> [GIVEN EXERCISE] Locate each line with the string "redirect" in the listing below and copy it.

[Collected data]
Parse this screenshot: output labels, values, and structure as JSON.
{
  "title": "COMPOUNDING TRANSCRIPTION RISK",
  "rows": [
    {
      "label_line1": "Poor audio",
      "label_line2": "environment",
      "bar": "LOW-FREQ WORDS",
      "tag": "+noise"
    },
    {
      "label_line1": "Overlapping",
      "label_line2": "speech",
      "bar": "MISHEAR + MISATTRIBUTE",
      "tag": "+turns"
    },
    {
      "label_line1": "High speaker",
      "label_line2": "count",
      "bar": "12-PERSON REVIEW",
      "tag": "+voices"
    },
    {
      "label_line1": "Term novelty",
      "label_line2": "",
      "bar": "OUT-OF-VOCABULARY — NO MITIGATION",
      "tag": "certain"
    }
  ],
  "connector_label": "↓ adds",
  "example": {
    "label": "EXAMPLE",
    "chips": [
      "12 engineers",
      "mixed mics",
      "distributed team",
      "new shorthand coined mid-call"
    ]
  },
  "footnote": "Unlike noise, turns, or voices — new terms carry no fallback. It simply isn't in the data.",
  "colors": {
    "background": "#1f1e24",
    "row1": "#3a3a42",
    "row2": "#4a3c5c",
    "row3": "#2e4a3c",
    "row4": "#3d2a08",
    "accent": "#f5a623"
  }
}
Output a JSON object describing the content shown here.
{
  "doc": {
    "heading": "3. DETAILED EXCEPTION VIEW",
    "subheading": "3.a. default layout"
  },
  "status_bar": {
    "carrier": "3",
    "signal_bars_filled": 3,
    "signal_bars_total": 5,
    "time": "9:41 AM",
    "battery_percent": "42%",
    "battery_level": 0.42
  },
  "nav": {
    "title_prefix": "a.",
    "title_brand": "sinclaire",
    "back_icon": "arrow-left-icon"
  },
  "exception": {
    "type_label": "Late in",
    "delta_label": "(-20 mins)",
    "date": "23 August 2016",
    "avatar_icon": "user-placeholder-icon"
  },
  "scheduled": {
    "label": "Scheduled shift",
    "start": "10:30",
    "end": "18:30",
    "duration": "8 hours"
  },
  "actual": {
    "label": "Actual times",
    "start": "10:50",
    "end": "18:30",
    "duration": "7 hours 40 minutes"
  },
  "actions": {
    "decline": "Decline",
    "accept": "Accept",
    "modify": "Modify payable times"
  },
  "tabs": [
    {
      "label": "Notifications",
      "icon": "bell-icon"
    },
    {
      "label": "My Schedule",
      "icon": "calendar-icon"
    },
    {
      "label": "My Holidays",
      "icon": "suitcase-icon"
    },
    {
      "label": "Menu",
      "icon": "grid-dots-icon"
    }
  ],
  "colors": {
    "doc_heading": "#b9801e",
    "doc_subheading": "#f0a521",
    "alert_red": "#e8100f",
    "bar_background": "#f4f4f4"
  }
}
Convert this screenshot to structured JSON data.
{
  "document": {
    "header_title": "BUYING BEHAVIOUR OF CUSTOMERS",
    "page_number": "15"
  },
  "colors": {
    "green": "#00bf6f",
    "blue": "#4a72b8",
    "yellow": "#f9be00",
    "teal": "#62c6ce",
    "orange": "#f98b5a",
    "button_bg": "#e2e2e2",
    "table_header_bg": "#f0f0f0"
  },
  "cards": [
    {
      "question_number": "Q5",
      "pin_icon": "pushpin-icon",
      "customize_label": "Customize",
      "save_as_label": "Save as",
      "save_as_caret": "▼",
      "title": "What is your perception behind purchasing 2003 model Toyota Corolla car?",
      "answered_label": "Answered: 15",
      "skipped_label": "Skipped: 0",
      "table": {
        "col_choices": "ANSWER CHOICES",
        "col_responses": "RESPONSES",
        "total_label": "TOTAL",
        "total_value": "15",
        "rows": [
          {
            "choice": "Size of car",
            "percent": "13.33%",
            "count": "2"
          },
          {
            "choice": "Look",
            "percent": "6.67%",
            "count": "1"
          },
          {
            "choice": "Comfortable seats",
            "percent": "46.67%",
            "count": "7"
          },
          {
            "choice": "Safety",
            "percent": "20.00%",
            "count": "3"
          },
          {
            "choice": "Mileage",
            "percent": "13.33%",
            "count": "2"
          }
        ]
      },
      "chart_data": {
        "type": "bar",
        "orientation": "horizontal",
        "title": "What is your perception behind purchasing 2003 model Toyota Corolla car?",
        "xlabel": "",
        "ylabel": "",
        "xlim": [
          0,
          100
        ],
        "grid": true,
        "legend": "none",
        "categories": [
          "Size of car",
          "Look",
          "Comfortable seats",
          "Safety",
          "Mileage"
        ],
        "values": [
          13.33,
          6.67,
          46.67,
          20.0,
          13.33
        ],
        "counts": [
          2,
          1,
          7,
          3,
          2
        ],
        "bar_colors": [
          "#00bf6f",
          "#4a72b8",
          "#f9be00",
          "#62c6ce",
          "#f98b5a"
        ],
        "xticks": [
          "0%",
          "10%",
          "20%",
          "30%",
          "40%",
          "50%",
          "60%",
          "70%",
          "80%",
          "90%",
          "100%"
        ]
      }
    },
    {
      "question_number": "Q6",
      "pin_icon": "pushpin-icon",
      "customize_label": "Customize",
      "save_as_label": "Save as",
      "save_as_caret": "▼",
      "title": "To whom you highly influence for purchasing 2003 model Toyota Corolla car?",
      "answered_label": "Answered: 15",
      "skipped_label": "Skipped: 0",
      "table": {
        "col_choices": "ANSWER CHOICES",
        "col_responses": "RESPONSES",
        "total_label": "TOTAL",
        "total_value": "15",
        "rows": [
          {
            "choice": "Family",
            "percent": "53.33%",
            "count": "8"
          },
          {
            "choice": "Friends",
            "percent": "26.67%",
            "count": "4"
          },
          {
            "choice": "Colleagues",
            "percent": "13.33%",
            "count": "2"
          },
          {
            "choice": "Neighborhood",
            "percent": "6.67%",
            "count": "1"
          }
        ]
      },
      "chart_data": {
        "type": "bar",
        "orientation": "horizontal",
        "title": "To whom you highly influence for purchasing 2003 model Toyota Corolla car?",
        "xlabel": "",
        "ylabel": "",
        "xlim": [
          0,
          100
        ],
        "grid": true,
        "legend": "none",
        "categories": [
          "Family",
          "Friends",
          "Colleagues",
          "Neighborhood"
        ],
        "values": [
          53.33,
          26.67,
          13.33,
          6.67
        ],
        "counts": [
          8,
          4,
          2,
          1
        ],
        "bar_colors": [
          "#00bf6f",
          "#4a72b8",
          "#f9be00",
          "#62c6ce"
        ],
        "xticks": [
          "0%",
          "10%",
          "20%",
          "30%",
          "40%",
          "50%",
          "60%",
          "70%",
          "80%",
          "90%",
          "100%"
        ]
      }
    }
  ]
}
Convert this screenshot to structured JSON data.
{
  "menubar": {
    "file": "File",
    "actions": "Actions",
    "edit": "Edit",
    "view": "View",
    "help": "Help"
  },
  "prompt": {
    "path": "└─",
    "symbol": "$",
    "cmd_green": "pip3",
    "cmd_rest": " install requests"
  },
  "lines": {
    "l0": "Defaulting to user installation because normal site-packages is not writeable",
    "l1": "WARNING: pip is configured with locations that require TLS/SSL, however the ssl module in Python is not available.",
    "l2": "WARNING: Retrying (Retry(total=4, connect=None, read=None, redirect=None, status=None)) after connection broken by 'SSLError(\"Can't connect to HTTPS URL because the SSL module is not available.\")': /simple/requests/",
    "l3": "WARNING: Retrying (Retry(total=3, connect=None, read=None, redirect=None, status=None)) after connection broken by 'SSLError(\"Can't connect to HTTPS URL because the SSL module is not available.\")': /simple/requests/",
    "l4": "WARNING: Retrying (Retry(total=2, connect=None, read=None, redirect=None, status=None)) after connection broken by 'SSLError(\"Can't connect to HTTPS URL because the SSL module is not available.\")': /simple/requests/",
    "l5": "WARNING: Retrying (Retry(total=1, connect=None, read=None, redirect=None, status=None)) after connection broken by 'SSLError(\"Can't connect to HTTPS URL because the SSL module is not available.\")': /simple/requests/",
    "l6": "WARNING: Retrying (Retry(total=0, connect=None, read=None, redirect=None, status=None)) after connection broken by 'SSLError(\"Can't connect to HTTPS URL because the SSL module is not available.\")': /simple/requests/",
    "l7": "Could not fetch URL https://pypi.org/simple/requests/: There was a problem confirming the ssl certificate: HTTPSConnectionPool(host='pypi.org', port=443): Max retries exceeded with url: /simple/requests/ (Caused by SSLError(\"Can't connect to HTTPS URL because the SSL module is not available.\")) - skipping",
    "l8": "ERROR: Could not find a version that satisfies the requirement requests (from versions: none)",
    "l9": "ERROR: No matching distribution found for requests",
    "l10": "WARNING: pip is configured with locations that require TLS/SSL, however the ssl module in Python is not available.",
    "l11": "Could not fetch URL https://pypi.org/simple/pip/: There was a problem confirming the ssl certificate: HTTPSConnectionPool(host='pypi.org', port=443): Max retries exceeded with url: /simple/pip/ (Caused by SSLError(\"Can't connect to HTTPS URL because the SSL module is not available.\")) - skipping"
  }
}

> [RESULT OF THIS EXERCISE]
    "l2": "WARNING: Retrying (Retry(total=4, connect=None, read=None, redirect=None, status=None)) after connection broken by 'SSLError(\"Can't connect to HTTPS URL because the SSL module is not available.\")': /simple/requests/",
    "l3": "WARNING: Retrying (Retry(total=3, connect=None, read=None, redirect=None, status=None)) after connection broken by 'SSLError(\"Can't connect to HTTPS URL because the SSL module is not available.\")': /simple/requests/",
    "l4": "WARNING: Retrying (Retry(total=2, connect=None, read=None, redirect=None, status=None)) after connection broken by 'SSLError(\"Can't connect to HTTPS URL because the SSL module is not available.\")': /simple/requests/",
    "l5": "WARNING: Retrying (Retry(total=1, connect=None, read=None, redirect=None, status=None)) after connection broken by 'SSLError(\"Can't connect to HTTPS URL because the SSL module is not available.\")': /simple/requests/",
    "l6": "WARNING: Retrying (Retry(total=0, connect=None, read=None, redirect=None, status=None)) after connection broken by 'SSLError(\"Can't connect to HTTPS URL because the SSL module is not available.\")': /simple/requests/",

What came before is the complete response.